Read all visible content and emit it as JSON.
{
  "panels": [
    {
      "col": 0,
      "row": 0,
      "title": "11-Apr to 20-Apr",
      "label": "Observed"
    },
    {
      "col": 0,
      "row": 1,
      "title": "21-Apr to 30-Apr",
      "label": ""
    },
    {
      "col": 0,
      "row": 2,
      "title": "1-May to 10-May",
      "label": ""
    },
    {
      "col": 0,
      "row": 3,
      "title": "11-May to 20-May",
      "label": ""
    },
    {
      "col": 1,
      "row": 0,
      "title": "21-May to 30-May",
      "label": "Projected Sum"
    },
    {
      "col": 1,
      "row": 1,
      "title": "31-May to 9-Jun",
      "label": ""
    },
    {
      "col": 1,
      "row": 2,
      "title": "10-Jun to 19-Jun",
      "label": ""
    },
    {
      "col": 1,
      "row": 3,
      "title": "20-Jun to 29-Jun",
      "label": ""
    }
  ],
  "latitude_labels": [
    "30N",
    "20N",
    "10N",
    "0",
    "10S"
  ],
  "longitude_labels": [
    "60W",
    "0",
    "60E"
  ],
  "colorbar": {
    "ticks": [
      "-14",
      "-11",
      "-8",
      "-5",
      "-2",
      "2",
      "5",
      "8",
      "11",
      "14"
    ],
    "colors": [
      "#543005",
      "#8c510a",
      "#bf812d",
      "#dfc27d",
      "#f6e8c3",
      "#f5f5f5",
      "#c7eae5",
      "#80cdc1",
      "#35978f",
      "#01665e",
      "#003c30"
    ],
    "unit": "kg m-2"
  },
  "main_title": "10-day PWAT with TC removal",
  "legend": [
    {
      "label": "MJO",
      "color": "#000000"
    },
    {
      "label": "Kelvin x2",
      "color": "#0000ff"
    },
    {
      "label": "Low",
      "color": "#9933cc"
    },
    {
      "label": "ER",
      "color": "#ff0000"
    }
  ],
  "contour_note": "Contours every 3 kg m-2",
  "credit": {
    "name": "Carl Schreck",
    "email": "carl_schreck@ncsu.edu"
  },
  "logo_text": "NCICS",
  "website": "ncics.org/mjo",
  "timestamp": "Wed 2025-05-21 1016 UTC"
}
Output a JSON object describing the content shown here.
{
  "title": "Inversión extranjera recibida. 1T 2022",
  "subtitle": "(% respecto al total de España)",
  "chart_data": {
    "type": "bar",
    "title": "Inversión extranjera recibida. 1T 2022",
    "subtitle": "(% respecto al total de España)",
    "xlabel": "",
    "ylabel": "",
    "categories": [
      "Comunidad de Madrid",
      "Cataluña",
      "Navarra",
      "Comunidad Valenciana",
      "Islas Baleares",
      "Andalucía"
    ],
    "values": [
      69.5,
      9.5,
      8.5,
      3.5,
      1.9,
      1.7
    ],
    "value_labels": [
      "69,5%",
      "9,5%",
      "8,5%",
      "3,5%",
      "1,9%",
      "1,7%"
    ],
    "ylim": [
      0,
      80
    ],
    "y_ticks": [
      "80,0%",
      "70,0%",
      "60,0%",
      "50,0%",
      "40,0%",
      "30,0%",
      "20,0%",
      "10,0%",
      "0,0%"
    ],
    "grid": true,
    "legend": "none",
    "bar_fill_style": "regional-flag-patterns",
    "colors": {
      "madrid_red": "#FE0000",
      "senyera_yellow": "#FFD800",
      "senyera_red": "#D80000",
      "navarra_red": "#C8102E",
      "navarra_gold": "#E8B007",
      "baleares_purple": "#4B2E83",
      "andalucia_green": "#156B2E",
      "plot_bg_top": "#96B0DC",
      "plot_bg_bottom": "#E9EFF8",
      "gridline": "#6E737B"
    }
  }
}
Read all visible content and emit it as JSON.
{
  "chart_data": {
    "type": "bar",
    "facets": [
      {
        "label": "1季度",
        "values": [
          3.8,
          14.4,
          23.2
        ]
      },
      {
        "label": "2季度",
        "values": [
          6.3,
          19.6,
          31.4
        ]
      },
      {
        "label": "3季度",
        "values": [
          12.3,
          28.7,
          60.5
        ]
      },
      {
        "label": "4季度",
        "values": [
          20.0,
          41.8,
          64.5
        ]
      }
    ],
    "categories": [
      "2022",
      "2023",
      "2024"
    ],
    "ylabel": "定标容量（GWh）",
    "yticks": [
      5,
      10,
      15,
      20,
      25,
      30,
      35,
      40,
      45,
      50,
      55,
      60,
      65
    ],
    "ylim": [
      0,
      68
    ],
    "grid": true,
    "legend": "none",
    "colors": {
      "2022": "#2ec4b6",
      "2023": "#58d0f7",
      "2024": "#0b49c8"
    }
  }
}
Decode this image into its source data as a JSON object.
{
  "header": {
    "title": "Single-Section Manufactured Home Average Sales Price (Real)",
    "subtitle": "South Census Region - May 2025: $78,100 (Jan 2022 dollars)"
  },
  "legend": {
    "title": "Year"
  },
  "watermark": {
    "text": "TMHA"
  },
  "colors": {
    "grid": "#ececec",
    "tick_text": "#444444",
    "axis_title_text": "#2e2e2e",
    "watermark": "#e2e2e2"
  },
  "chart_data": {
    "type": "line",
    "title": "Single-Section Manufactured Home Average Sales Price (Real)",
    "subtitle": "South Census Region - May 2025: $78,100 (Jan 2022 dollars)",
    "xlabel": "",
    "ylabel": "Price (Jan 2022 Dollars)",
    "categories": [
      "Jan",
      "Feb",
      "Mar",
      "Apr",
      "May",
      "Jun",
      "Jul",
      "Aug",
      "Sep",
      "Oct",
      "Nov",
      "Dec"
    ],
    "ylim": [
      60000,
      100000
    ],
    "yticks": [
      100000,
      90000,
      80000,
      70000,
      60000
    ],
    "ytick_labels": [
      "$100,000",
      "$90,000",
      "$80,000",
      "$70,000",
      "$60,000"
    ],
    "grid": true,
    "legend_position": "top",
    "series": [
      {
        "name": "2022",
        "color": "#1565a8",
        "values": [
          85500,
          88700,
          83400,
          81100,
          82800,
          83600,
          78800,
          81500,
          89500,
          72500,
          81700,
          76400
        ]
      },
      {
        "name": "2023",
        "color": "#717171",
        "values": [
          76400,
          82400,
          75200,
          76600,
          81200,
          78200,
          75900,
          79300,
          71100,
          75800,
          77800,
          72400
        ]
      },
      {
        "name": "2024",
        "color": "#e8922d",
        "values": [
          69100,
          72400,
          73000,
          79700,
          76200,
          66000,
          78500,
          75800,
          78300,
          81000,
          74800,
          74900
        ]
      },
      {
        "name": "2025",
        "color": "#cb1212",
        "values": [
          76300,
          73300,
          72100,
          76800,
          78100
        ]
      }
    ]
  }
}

#### Required work:
Extract the complete set of records unchanged.

#### Final result:
Read all visible content and emit it as JSON.
{
  "panels": [
    {
      "col": 0,
      "row": 0,
      "title": "11-Apr to 20-Apr",
      "label": "Observed"
    },
    {
      "col": 0,
      "row": 1,
      "title": "21-Apr to 30-Apr",
      "label": ""
    },
    {
      "col": 0,
      "row": 2,
      "title": "1-May to 10-May",
      "label": ""
    },
    {
      "col": 0,
      "row": 3,
      "title": "11-May to 20-May",
      "label": ""
    },
    {
      "col": 1,
      "row": 0,
      "title": "21-May to 30-May",
      "label": "Projected Sum"
    },
    {
      "col": 1,
      "row": 1,
      "title": "31-May to 9-Jun",
      "label": ""
    },
    {
      "col": 1,
      "row": 2,
      "title": "10-Jun to 19-Jun",
      "label": ""
    },
    {
      "col": 1,
      "row": 3,
      "title": "20-Jun to 29-Jun",
      "label": ""
    }
  ],
  "latitude_labels": [
    "30N",
    "20N",
    "10N",
    "0",
    "10S"
  ],
  "longitude_labels": [
    "60W",
    "0",
    "60E"
  ],
  "colorbar": {
    "ticks": [
      "-14",
      "-11",
      "-8",
      "-5",
      "-2",
      "2",
      "5",
      "8",
      "11",
      "14"
    ],
    "colors": [
      "#543005",
      "#8c510a",
      "#bf812d",
      "#dfc27d",
      "#f6e8c3",
      "#f5f5f5",
      "#c7eae5",
      "#80cdc1",
      "#35978f",
      "#01665e",
      "#003c30"
    ],
    "unit": "kg m-2"
  },
  "main_title": "10-day PWAT with TC removal",
  "legend": [
    {
      "label": "MJO",
      "color": "#000000"
    },
    {
      "label": "Kelvin x2",
      "color": "#0000ff"
    },
    {
      "label": "Low",
      "color": "#9933cc"
    },
    {
      "label": "ER",
      "color": "#ff0000"
    }
  ],
  "contour_note": "Contours every 3 kg m-2",
  "credit": {
    "name": "Carl Schreck",
    "email": "carl_schreck@ncsu.edu"
  },
  "logo_text": "NCICS",
  "website": "ncics.org/mjo",
  "timestamp": "Wed 2025-05-21 1016 UTC"
}
Output a JSON object describing the content shown here.
{
  "title": "Inversión extranjera recibida. 1T 2022",
  "subtitle": "(% respecto al total de España)",
  "chart_data": {
    "type": "bar",
    "title": "Inversión extranjera recibida. 1T 2022",
    "subtitle": "(% respecto al total de España)",
    "xlabel": "",
    "ylabel": "",
    "categories": [
      "Comunidad de Madrid",
      "Cataluña",
      "Navarra",
      "Comunidad Valenciana",
      "Islas Baleares",
      "Andalucía"
    ],
    "values": [
      69.5,
      9.5,
      8.5,
      3.5,
      1.9,
      1.7
    ],
    "value_labels": [
      "69,5%",
      "9,5%",
      "8,5%",
      "3,5%",
      "1,9%",
      "1,7%"
    ],
    "ylim": [
      0,
      80
    ],
    "y_ticks": [
      "80,0%",
      "70,0%",
      "60,0%",
      "50,0%",
      "40,0%",
      "30,0%",
      "20,0%",
      "10,0%",
      "0,0%"
    ],
    "grid": true,
    "legend": "none",
    "bar_fill_style": "regional-flag-patterns",
    "colors": {
      "madrid_red": "#FE0000",
      "senyera_yellow": "#FFD800",
      "senyera_red": "#D80000",
      "navarra_red": "#C8102E",
      "navarra_gold": "#E8B007",
      "baleares_purple": "#4B2E83",
      "andalucia_green": "#156B2E",
      "plot_bg_top": "#96B0DC",
      "plot_bg_bottom": "#E9EFF8",
      "gridline": "#6E737B"
    }
  }
}
Read all visible content and emit it as JSON.
{
  "chart_data": {
    "type": "bar",
    "facets": [
      {
        "label": "1季度",
        "values": [
          3.8,
          14.4,
          23.2
        ]
      },
      {
        "label": "2季度",
        "values": [
          6.3,
          19.6,
          31.4
        ]
      },
      {
        "label": "3季度",
        "values": [
          12.3,
          28.7,
          60.5
        ]
      },
      {
        "label": "4季度",
        "values": [
          20.0,
          41.8,
          64.5
        ]
      }
    ],
    "categories": [
      "2022",
      "2023",
      "2024"
    ],
    "ylabel": "定标容量（GWh）",
    "yticks": [
      5,
      10,
      15,
      20,
      25,
      30,
      35,
      40,
      45,
      50,
      55,
      60,
      65
    ],
    "ylim": [
      0,
      68
    ],
    "grid": true,
    "legend": "none",
    "colors": {
      "2022": "#2ec4b6",
      "2023": "#58d0f7",
      "2024": "#0b49c8"
    }
  }
}
Decode this image into its source data as a JSON object.
{
  "header": {
    "title": "Single-Section Manufactured Home Average Sales Price (Real)",
    "subtitle": "South Census Region - May 2025: $78,100 (Jan 2022 dollars)"
  },
  "legend": {
    "title": "Year"
  },
  "watermark": {
    "text": "TMHA"
  },
  "colors": {
    "grid": "#ececec",
    "tick_text": "#444444",
    "axis_title_text": "#2e2e2e",
    "watermark": "#e2e2e2"
  },
  "chart_data": {
    "type": "line",
    "title": "Single-Section Manufactured Home Average Sales Price (Real)",
    "subtitle": "South Census Region - May 2025: $78,100 (Jan 2022 dollars)",
    "xlabel": "",
    "ylabel": "Price (Jan 2022 Dollars)",
    "categories": [
      "Jan",
      "Feb",
      "Mar",
      "Apr",
      "May",
      "Jun",
      "Jul",
      "Aug",
      "Sep",
      "Oct",
      "Nov",
      "Dec"
    ],
    "ylim": [
      60000,
      100000
    ],
    "yticks": [
      100000,
      90000,
      80000,
      70000,
      60000
    ],
    "ytick_labels": [
      "$100,000",
      "$90,000",
      "$80,000",
      "$70,000",
      "$60,000"
    ],
    "grid": true,
    "legend_position": "top",
    "series": [
      {
        "name": "2022",
        "color": "#1565a8",
        "values": [
          85500,
          88700,
          83400,
          81100,
          82800,
          83600,
          78800,
          81500,
          89500,
          72500,
          81700,
          76400
        ]
      },
      {
        "name": "2023",
        "color": "#717171",
        "values": [
          76400,
          82400,
          75200,
          76600,
          81200,
          78200,
          75900,
          79300,
          71100,
          75800,
          77800,
          72400
        ]
      },
      {
        "name": "2024",
        "color": "#e8922d",
        "values": [
          69100,
          72400,
          73000,
          79700,
          76200,
          66000,
          78500,
          75800,
          78300,
          81000,
          74800,
          74900
        ]
      },
      {
        "name": "2025",
        "color": "#cb1212",
        "values": [
          76300,
          73300,
          72100,
          76800,
          78100
        ]
      }
    ]
  }
}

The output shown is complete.